Given request
Give the number of lines in this listing that contain "tarafından", with no other words.

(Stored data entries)
────────────────
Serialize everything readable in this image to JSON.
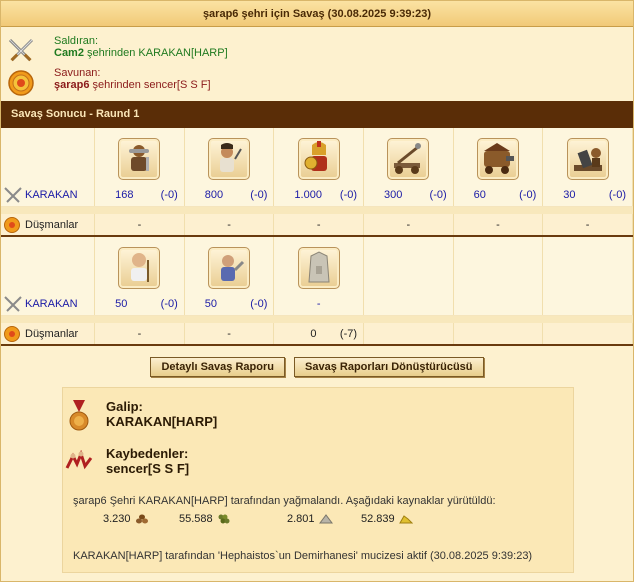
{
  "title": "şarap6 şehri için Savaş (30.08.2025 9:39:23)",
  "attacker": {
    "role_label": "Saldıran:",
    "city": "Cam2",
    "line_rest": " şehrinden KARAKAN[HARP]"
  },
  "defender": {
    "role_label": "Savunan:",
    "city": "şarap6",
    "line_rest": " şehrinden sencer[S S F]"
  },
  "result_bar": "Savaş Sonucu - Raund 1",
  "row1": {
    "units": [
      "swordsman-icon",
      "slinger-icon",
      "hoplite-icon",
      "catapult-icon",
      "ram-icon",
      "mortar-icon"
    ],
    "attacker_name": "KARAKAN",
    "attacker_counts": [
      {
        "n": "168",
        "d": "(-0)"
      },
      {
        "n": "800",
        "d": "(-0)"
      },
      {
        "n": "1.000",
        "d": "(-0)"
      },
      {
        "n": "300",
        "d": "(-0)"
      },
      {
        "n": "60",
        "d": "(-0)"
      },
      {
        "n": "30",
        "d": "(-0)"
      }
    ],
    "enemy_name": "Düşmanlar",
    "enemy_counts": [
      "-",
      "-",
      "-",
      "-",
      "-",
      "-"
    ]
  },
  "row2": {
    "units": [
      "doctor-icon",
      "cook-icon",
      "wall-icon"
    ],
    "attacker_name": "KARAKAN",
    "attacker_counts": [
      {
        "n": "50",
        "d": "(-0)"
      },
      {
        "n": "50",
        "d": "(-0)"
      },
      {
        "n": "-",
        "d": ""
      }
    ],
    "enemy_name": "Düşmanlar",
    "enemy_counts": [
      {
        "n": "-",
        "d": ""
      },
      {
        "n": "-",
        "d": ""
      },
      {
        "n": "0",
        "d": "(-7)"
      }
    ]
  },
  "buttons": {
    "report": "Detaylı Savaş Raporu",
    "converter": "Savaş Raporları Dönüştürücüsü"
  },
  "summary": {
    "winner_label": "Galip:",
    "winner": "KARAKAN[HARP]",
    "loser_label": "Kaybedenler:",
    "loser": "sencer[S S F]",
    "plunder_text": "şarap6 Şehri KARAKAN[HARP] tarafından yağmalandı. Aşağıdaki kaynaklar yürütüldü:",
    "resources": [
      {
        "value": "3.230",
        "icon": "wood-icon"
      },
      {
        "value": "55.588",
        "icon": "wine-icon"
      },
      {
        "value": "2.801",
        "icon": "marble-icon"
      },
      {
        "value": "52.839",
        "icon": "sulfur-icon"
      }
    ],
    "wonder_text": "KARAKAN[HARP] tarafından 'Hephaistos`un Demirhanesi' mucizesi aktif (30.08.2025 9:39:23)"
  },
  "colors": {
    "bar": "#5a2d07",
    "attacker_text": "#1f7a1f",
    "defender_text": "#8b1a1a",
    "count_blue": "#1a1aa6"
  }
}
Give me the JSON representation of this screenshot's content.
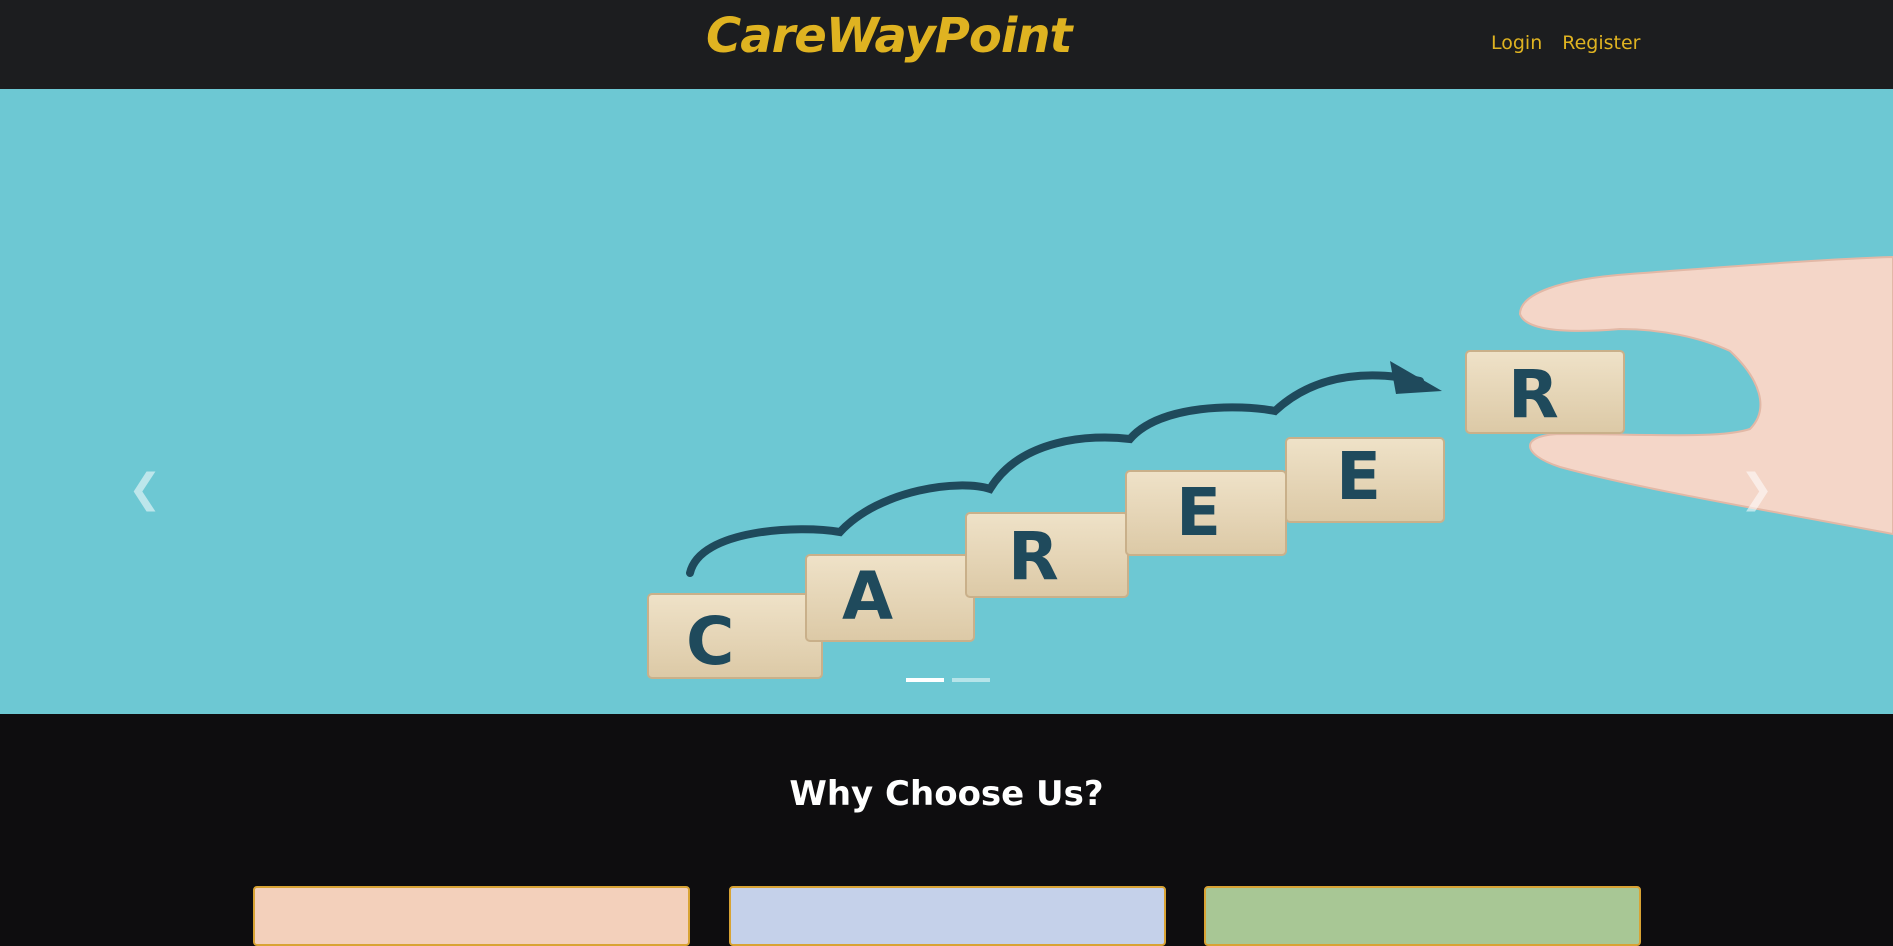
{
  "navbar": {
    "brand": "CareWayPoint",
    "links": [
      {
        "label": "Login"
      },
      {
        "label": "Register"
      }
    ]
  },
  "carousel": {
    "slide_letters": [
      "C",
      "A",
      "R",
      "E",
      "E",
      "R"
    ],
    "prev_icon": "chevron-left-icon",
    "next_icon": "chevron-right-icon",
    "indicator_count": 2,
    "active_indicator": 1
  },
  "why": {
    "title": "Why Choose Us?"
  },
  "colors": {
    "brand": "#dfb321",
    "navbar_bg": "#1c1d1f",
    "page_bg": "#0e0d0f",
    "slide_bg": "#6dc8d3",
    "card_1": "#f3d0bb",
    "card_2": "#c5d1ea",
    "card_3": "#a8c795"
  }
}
────────────────
Expected output
2